* What is asked: Please give the stretch of the records from the line containing "cursor-icon <box>128 709 137 726</box>" through the line containing "write-errors-label: Write errors: 0" as a JSON list of strings, one string per line, leaving out blank lines.

>> BEGIN Input material

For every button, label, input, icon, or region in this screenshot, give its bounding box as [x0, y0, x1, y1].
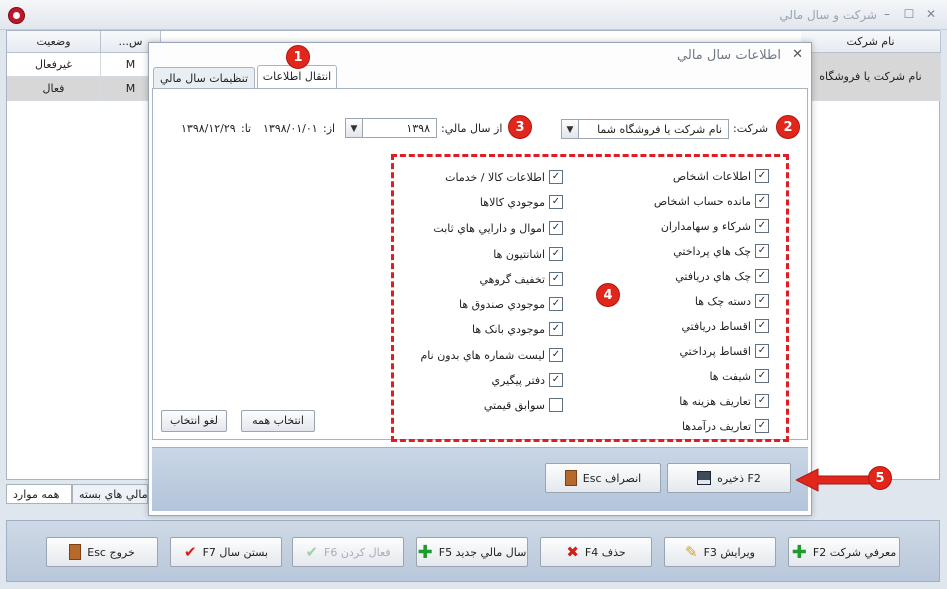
checkbox-item[interactable]: سوابق قيمتي: [484, 397, 563, 413]
checkbox[interactable]: ✓: [755, 219, 769, 233]
door-icon: [69, 544, 82, 560]
checkbox[interactable]: ✓: [755, 194, 769, 208]
checkbox[interactable]: ✓: [549, 247, 563, 261]
arrow-left-icon: [796, 468, 872, 492]
floppy-disk-icon: [697, 471, 712, 485]
checkbox-item[interactable]: ✓ موجودي بانک ها: [472, 321, 563, 337]
door-icon: [564, 470, 577, 486]
from-year-label: از سال مالي:: [441, 122, 503, 135]
checkbox[interactable]: ✓: [755, 169, 769, 183]
checkbox[interactable]: ✓: [755, 294, 769, 308]
checkbox[interactable]: ✓: [549, 373, 563, 387]
checkbox-item[interactable]: ✓ اقساط پرداختي: [679, 343, 769, 359]
checkbox-item[interactable]: ✓ چک هاي پرداختي: [673, 243, 769, 259]
checkbox[interactable]: ✓: [549, 221, 563, 235]
dialog-title: اطلاعات سال مالي: [677, 48, 781, 63]
checkbox-item[interactable]: ✓ شيفت ها: [709, 368, 769, 384]
checkbox[interactable]: ✓: [549, 195, 563, 209]
checkbox[interactable]: ✓: [755, 344, 769, 358]
table-cell-company[interactable]: نام شرکت يا فروشگاه: [801, 53, 941, 101]
dialog-close-icon[interactable]: ✕: [792, 47, 803, 62]
delete-x-icon: ✖: [566, 543, 579, 561]
tab-closed-years[interactable]: مالي هاي بسته: [72, 484, 148, 504]
plus-icon: ✚: [791, 541, 807, 563]
minimize-icon[interactable]: –: [879, 6, 895, 22]
column-header-company-name[interactable]: نام شرکت: [801, 31, 941, 53]
chevron-down-icon[interactable]: ▼: [345, 118, 363, 138]
activate-button[interactable]: فعال کردن F6 ✔: [292, 537, 404, 567]
checkbox[interactable]: ✓: [549, 272, 563, 286]
checkbox[interactable]: ✓: [549, 348, 563, 362]
close-year-button[interactable]: بستن سال F7 ✔: [170, 537, 282, 567]
checkbox-item[interactable]: ✓ مانده حساب اشخاص: [654, 193, 769, 209]
checkbox[interactable]: ✓: [755, 419, 769, 433]
checkbox-item[interactable]: ✓ موجودي صندوق ها: [459, 296, 563, 312]
to-date-label: تا:: [241, 122, 252, 135]
checkbox-item[interactable]: ✓ دفتر پيگيري: [492, 372, 563, 388]
step-marker-4: 4: [596, 283, 620, 307]
fiscal-year-dialog: ✕ اطلاعات سال مالي انتقال اطلاعات تنظيما…: [148, 42, 812, 516]
checkmark-icon: ✔: [305, 543, 319, 561]
app-logo-icon: [8, 7, 25, 24]
tab-all-items[interactable]: همه موارد: [6, 484, 72, 504]
select-all-button[interactable]: انتخاب همه: [241, 410, 315, 432]
save-button[interactable]: F2 ذخيره: [667, 463, 791, 493]
checkbox[interactable]: ✓: [755, 319, 769, 333]
step-marker-1: 1: [286, 45, 310, 69]
window-title: شرکت و سال مالي: [779, 8, 877, 22]
checkbox-item[interactable]: ✓ اطلاعات اشخاص: [673, 168, 769, 184]
deselect-all-button[interactable]: لغو انتخاب: [161, 410, 227, 432]
tab-fiscal-settings[interactable]: تنظيمات سال مالي: [153, 67, 255, 89]
checkbox-item[interactable]: ✓ دسته چک ها: [695, 293, 769, 309]
plus-icon: ✚: [417, 541, 433, 563]
pencil-icon: ✎: [685, 543, 698, 561]
from-date-label: از:: [323, 122, 336, 135]
fiscal-year-select[interactable]: ▼ ۱۳۹۸: [345, 118, 437, 138]
new-fiscal-year-button[interactable]: سال مالي جديد F5 ✚: [416, 537, 528, 567]
checkmark-icon: ✔: [183, 543, 197, 561]
chevron-down-icon[interactable]: ▼: [561, 119, 579, 139]
maximize-icon[interactable]: ☐: [901, 6, 917, 22]
checkbox-item[interactable]: ✓ ليست شماره هاي بدون نام: [421, 347, 563, 363]
checkbox-item[interactable]: ✓ اقساط دريافتي: [681, 318, 769, 334]
table-cell-status[interactable]: فعال: [7, 77, 101, 101]
checkbox-item[interactable]: ✓ موجودي کالاها: [480, 194, 563, 210]
step-marker-2: 2: [776, 115, 800, 139]
step-marker-3: 3: [508, 115, 532, 139]
checkbox[interactable]: ✓: [755, 244, 769, 258]
checkbox-item[interactable]: ✓ تعاريف هزينه ها: [679, 393, 769, 409]
checkbox-item[interactable]: ✓ تخفيف گروهي: [479, 271, 563, 287]
to-date-value: ۱۳۹۸/۱۲/۲۹: [181, 122, 236, 135]
checkbox[interactable]: ✓: [549, 297, 563, 311]
column-header-status[interactable]: وضعيت: [7, 31, 101, 53]
introduce-company-button[interactable]: معرفي شرکت F2 ✚: [788, 537, 900, 567]
cancel-button[interactable]: انصراف Esc: [545, 463, 661, 493]
close-icon[interactable]: ✕: [923, 6, 939, 22]
table-cell-status[interactable]: غيرفعال: [7, 53, 101, 77]
exit-button[interactable]: خروج Esc: [46, 537, 158, 567]
checkbox-item[interactable]: ✓ اموال و دارايي هاي ثابت: [433, 220, 563, 236]
company-select[interactable]: ▼ نام شرکت يا فروشگاه شما: [561, 119, 729, 139]
checkbox-item[interactable]: ✓ اشانتيون ها: [493, 246, 563, 262]
checkbox-item[interactable]: ✓ چک هاي دريافتي: [675, 268, 769, 284]
checkbox[interactable]: ✓: [755, 369, 769, 383]
checkbox[interactable]: [549, 398, 563, 412]
checkbox[interactable]: ✓: [549, 170, 563, 184]
checkbox-item[interactable]: ✓ اطلاعات کالا / خدمات: [445, 169, 563, 185]
checkbox[interactable]: ✓: [549, 322, 563, 336]
company-label: شرکت:: [733, 122, 769, 135]
edit-button[interactable]: ويرايش F3 ✎: [664, 537, 776, 567]
checkbox-item[interactable]: ✓ شرکاء و سهامداران: [661, 218, 769, 234]
delete-button[interactable]: حذف F4 ✖: [540, 537, 652, 567]
checkbox[interactable]: ✓: [755, 269, 769, 283]
from-date-value: ۱۳۹۸/۰۱/۰۱: [263, 122, 318, 135]
step-marker-5: 5: [868, 466, 892, 490]
checkbox[interactable]: ✓: [755, 394, 769, 408]
checkbox-item[interactable]: ✓ تعاريف درآمدها: [682, 418, 769, 434]
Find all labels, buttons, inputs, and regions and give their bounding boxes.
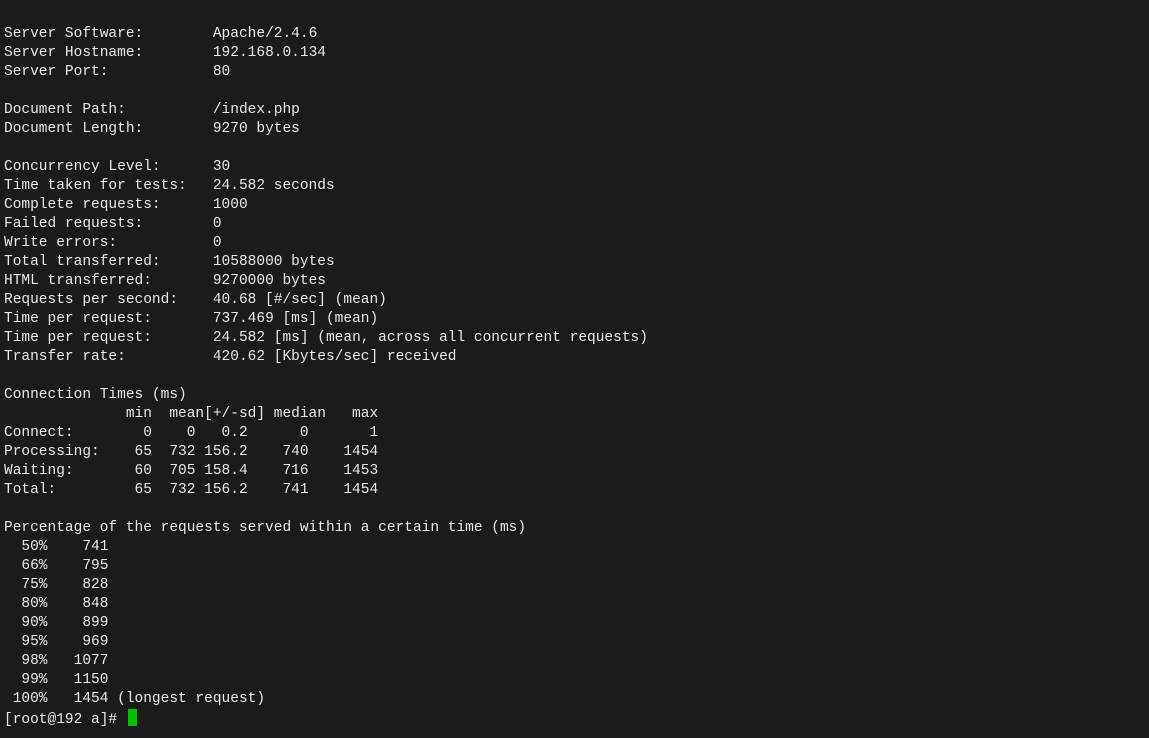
cursor-icon <box>128 709 137 726</box>
total-transferred-label: Total transferred: 10588000 bytes <box>4 254 335 270</box>
percentile-66: 66% 795 <box>4 558 108 574</box>
server-port-label: Server Port: 80 <box>4 64 230 80</box>
percentiles-title: Percentage of the requests served within… <box>4 520 526 536</box>
percentile-90: 90% 899 <box>4 615 108 631</box>
percentile-99: 99% 1150 <box>4 672 108 688</box>
shell-prompt[interactable]: [root@192 a]# <box>4 712 137 728</box>
write-errors-label: Write errors: 0 <box>4 235 222 251</box>
concurrency-label: Concurrency Level: 30 <box>4 159 230 175</box>
server-software-label: Server Software: Apache/2.4.6 <box>4 26 317 42</box>
percentile-98: 98% 1077 <box>4 653 108 669</box>
percentile-100: 100% 1454 (longest request) <box>4 691 265 707</box>
requests-per-second-label: Requests per second: 40.68 [#/sec] (mean… <box>4 292 387 308</box>
connection-times-processing: Processing: 65 732 156.2 740 1454 <box>4 444 378 460</box>
time-taken-label: Time taken for tests: 24.582 seconds <box>4 178 335 194</box>
html-transferred-label: HTML transferred: 9270000 bytes <box>4 273 326 289</box>
document-path-label: Document Path: /index.php <box>4 102 300 118</box>
percentile-50: 50% 741 <box>4 539 108 555</box>
percentile-75: 75% 828 <box>4 577 108 593</box>
connection-times-header: min mean[+/-sd] median max <box>4 406 378 422</box>
connection-times-waiting: Waiting: 60 705 158.4 716 1453 <box>4 463 378 479</box>
connection-times-total: Total: 65 732 156.2 741 1454 <box>4 482 378 498</box>
time-per-request-1-label: Time per request: 737.469 [ms] (mean) <box>4 311 378 327</box>
time-per-request-2-label: Time per request: 24.582 [ms] (mean, acr… <box>4 330 648 346</box>
terminal-output[interactable]: Server Software: Apache/2.4.6 Server Hos… <box>0 0 1149 738</box>
transfer-rate-label: Transfer rate: 420.62 [Kbytes/sec] recei… <box>4 349 456 365</box>
percentile-80: 80% 848 <box>4 596 108 612</box>
server-hostname-label: Server Hostname: 192.168.0.134 <box>4 45 326 61</box>
connection-times-connect: Connect: 0 0 0.2 0 1 <box>4 425 378 441</box>
document-length-label: Document Length: 9270 bytes <box>4 121 300 137</box>
failed-requests-label: Failed requests: 0 <box>4 216 222 232</box>
percentile-95: 95% 969 <box>4 634 108 650</box>
connection-times-title: Connection Times (ms) <box>4 387 187 403</box>
complete-requests-label: Complete requests: 1000 <box>4 197 248 213</box>
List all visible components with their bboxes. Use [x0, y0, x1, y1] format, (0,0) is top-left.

>> END Input material

* Final result:
[
  "cursor-icon <box>128 709 137 726</box>",
  "total-transferred-label: Total transferred: 10588000 bytes <box>4 254 335 270</box>",
  "percentile-66: 66% 795 <box>4 558 108 574</box>",
  "server-port-label: Server Port: 80 <box>4 64 230 80</box>",
  "percentiles-title: Percentage of the requests served within… <box>4 520 526 536</box>",
  "percentile-90: 90% 899 <box>4 615 108 631</box>",
  "percentile-99: 99% 1150 <box>4 672 108 688</box>",
  "shell-prompt[interactable]: [root@192 a]# <box>4 712 137 728</box>",
  "write-errors-label: Write errors: 0 <box>4 235 222 251</box>"
]